Raw records:
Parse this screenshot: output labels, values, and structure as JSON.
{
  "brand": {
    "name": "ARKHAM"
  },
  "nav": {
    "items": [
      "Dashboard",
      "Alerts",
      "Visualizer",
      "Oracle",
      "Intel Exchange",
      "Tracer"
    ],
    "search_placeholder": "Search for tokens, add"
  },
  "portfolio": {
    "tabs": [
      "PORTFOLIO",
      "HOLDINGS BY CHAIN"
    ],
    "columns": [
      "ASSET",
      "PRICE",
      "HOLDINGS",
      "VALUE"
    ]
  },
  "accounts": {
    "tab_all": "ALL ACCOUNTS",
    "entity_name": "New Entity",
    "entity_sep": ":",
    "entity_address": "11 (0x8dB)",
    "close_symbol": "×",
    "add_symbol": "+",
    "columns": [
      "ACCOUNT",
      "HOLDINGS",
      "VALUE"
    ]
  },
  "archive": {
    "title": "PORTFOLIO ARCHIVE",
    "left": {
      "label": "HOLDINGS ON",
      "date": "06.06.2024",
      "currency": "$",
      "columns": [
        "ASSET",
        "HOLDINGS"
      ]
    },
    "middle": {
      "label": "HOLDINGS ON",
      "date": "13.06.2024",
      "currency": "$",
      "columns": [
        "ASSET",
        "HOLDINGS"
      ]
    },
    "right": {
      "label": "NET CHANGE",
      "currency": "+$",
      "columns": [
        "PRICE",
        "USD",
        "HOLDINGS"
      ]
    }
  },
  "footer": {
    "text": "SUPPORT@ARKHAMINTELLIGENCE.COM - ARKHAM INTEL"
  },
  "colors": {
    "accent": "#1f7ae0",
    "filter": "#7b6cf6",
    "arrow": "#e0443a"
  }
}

## The problem:
Exactly as shown above, return every record.

## Response:
Parse this screenshot: output labels, values, and structure as JSON.
{
  "brand": {
    "name": "ARKHAM"
  },
  "nav": {
    "items": [
      "Dashboard",
      "Alerts",
      "Visualizer",
      "Oracle",
      "Intel Exchange",
      "Tracer"
    ],
    "search_placeholder": "Search for tokens, add"
  },
  "portfolio": {
    "tabs": [
      "PORTFOLIO",
      "HOLDINGS BY CHAIN"
    ],
    "columns": [
      "ASSET",
      "PRICE",
      "HOLDINGS",
      "VALUE"
    ]
  },
  "accounts": {
    "tab_all": "ALL ACCOUNTS",
    "entity_name": "New Entity",
    "entity_sep": ":",
    "entity_address": "11 (0x8dB)",
    "close_symbol": "×",
    "add_symbol": "+",
    "columns": [
      "ACCOUNT",
      "HOLDINGS",
      "VALUE"
    ]
  },
  "archive": {
    "title": "PORTFOLIO ARCHIVE",
    "left": {
      "label": "HOLDINGS ON",
      "date": "06.06.2024",
      "currency": "$",
      "columns": [
        "ASSET",
        "HOLDINGS"
      ]
    },
    "middle": {
      "label": "HOLDINGS ON",
      "date": "13.06.2024",
      "currency": "$",
      "columns": [
        "ASSET",
        "HOLDINGS"
      ]
    },
    "right": {
      "label": "NET CHANGE",
      "currency": "+$",
      "columns": [
        "PRICE",
        "USD",
        "HOLDINGS"
      ]
    }
  },
  "footer": {
    "text": "SUPPORT@ARKHAMINTELLIGENCE.COM - ARKHAM INTEL"
  },
  "colors": {
    "accent": "#1f7ae0",
    "filter": "#7b6cf6",
    "arrow": "#e0443a"
  }
}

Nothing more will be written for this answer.